### Text for analysis

The report states that the CPT’s delegation received numerous allegations of physical and psychological ill-treatment of detained persons by law enforcement officials within the Federation of Bosnia and Herzegovina (FBiH). The severity of the alleged ill-treatment (e.g., falaka, rape with a baton, mock execution with a gun) could, in the CPT’s view, amount to torture. The ill-treatment alleged consisted of kicks, punches, slaps and blows with batons, baseball bats, wooden tiles and electric cables. It was inflicted by crime inspectors with the purported intention of coercing criminal suspects to confess to a crime, as well as by members of special intervention units at the time of apprehension. The report notes that in the Republika Srpska (RS) fewer allegations of police ill-treatment were received than in 2012 and 2015.
The report advocates that rigorous action is required to promote a change of culture in the Sarajevo and Herzegovina-Neretva Cantonal Police and FBiH Police. This requires inter alia the adoption of measures such modern methods of crime investigation and a system of audio and video recording of police interviews as well as guaranteeing that, medical examinations of criminal suspects in police custody are both thorough and confidential.
Moreover, the report found that investigations into alleged police ill-treatment are not effective, as they are neither carried out promptly nor thoroughly and the investigating body cannot be considered as impartial and independent.
As regards the effectiveness of the safeguards against police ill-treatment, the CPT found once again that the right of access to a lawyer remains openly disregarded by police officials and that access to a doctor remains ineffective outside of emergency care.
At Sarajevo and Mostar Prisons, the CPT again found an anachronistic and restrictive regime imposed on remand prisoners (i.e. persons confined more than 23 hours a day to their cells and women only offered irregular access to outdoor facilities and showers). Further, health care provision and its regulation were poor and custodial staff continued to resort to an informal use of means of restraint and discipline to punish prisoners.

### Material provided
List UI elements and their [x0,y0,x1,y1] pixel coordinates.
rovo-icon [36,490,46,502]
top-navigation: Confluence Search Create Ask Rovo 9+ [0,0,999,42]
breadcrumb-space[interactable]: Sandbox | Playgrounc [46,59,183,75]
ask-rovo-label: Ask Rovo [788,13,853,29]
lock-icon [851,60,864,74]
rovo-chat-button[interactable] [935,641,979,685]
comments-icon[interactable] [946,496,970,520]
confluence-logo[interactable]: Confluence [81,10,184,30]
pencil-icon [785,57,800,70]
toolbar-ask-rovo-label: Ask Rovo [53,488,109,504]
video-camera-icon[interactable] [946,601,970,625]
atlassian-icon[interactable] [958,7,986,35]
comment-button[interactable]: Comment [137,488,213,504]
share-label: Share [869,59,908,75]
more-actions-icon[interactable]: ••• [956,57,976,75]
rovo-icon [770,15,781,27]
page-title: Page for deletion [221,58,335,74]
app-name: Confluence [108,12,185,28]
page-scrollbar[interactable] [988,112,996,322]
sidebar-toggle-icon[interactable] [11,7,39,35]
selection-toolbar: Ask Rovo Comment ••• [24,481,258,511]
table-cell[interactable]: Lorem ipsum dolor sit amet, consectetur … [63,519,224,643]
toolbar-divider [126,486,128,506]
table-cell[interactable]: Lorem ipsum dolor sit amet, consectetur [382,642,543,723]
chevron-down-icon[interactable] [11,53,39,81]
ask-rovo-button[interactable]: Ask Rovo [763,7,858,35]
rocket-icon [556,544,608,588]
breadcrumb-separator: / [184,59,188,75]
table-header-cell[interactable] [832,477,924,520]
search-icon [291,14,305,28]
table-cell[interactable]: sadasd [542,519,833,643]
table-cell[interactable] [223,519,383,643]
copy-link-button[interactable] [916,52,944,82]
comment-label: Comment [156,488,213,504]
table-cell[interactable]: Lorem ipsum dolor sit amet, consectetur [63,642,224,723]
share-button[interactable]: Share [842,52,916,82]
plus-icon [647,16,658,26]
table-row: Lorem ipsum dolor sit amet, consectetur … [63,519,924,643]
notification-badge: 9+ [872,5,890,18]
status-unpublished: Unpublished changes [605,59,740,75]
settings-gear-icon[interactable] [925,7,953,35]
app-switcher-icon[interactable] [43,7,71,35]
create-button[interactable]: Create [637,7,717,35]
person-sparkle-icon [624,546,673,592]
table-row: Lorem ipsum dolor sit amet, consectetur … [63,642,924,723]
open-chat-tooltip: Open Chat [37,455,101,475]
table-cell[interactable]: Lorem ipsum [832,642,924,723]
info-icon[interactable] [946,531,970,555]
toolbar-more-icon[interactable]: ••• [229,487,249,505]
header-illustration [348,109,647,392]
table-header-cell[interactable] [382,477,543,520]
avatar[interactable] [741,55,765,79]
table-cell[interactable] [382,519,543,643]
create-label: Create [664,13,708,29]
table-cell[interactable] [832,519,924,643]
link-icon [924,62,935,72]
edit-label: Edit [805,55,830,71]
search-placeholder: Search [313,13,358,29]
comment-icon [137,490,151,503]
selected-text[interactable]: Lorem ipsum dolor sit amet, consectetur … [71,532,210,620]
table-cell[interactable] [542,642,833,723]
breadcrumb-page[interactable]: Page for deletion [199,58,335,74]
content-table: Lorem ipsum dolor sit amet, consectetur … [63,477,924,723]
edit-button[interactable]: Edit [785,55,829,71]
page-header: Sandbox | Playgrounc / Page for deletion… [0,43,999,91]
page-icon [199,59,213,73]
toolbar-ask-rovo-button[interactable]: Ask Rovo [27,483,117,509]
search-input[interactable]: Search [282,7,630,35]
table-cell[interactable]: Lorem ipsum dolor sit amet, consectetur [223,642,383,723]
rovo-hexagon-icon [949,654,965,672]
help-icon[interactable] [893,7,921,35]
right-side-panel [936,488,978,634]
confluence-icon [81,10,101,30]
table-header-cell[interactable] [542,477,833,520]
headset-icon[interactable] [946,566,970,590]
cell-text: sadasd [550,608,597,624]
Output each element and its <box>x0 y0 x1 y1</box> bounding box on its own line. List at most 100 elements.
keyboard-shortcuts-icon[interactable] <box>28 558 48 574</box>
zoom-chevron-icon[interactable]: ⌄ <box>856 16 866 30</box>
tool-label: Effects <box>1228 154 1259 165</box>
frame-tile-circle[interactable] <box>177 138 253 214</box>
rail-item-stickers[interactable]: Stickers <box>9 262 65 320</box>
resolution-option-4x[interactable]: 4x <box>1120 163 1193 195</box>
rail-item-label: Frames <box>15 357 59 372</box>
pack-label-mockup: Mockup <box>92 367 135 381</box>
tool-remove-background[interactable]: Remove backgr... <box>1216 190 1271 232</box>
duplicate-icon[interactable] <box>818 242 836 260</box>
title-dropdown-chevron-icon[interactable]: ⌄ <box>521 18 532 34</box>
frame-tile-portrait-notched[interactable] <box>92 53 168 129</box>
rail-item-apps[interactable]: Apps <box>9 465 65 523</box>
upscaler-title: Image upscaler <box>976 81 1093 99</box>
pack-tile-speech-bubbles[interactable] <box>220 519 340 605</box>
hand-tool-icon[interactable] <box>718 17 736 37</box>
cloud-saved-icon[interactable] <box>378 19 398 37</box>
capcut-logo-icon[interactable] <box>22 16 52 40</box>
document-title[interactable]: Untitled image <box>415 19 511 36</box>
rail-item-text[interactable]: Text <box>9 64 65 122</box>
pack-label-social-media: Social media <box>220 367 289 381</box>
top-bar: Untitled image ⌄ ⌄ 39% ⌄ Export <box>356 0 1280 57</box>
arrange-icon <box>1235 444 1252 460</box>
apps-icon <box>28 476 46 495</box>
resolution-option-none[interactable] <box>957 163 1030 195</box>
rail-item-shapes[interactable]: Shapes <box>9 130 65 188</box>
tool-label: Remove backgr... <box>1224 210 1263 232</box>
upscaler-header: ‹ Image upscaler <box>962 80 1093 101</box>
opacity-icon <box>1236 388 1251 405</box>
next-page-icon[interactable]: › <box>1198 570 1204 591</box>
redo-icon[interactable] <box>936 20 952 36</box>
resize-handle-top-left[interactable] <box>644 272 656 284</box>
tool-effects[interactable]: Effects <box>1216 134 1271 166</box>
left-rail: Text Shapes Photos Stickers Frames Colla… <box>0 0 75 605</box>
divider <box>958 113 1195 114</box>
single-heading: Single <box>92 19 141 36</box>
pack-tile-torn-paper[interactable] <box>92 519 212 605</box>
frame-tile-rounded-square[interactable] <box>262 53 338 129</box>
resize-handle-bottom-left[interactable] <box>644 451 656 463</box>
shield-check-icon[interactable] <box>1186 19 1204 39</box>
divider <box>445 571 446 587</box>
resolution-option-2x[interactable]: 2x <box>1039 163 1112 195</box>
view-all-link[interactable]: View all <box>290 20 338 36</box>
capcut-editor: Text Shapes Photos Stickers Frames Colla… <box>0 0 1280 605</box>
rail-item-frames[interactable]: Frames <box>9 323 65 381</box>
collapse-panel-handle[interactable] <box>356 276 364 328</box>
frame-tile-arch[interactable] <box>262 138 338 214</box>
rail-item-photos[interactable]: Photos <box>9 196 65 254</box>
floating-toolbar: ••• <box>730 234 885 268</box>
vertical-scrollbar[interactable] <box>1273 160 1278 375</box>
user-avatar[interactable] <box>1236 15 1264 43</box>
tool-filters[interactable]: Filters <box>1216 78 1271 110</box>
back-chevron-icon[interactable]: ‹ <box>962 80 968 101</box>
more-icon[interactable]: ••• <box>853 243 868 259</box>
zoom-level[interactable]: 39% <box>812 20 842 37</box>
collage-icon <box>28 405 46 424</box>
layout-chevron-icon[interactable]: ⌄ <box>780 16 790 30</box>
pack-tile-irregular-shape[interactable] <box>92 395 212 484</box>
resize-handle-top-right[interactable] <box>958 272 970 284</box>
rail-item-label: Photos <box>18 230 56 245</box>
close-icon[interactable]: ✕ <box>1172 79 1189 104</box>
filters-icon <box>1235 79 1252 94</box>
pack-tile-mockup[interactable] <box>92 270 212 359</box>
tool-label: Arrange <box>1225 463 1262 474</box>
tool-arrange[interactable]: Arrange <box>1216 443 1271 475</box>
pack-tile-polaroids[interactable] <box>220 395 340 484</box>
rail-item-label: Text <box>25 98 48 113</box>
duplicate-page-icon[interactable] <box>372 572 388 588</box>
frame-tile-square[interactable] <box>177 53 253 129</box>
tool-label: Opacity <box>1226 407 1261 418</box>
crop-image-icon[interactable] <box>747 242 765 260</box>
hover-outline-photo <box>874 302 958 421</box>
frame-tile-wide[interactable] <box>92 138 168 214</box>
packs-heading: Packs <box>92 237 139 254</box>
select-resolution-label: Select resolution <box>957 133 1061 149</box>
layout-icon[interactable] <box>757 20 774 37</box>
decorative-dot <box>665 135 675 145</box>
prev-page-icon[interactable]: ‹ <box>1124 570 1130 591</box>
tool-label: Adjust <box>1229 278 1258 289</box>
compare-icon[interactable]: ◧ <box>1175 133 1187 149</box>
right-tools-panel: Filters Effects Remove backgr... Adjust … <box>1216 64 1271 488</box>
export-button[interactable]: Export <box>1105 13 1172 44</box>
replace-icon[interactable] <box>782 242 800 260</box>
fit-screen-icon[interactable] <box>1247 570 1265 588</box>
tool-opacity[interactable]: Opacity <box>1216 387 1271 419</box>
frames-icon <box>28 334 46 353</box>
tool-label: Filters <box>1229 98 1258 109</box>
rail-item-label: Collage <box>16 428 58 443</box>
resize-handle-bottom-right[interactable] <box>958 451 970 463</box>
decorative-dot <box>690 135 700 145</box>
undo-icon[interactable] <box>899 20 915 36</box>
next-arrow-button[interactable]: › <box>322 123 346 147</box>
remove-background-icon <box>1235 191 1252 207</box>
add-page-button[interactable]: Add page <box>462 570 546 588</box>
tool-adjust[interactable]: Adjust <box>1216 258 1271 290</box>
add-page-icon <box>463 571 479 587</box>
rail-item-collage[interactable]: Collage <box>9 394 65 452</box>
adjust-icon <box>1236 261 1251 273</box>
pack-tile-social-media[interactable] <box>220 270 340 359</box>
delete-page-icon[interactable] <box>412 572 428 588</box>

### Your goal
Answer these questions about the CPT report summary:
1. At which two prisons did the CPT find a restrictive regime imposed on remand prisoners?
2. Which right does the CPT say remains openly disregarded by police officials?
3. In which entity were fewer allegations of police ill-treatment received than in 2012 and 2015?
Rely only on the CPT report summary when answering.

### Reply to the task
1. Sarajevo and Mostar Prisons.
2. The right of access to a lawyer.
3. The Republika Srpska (RS).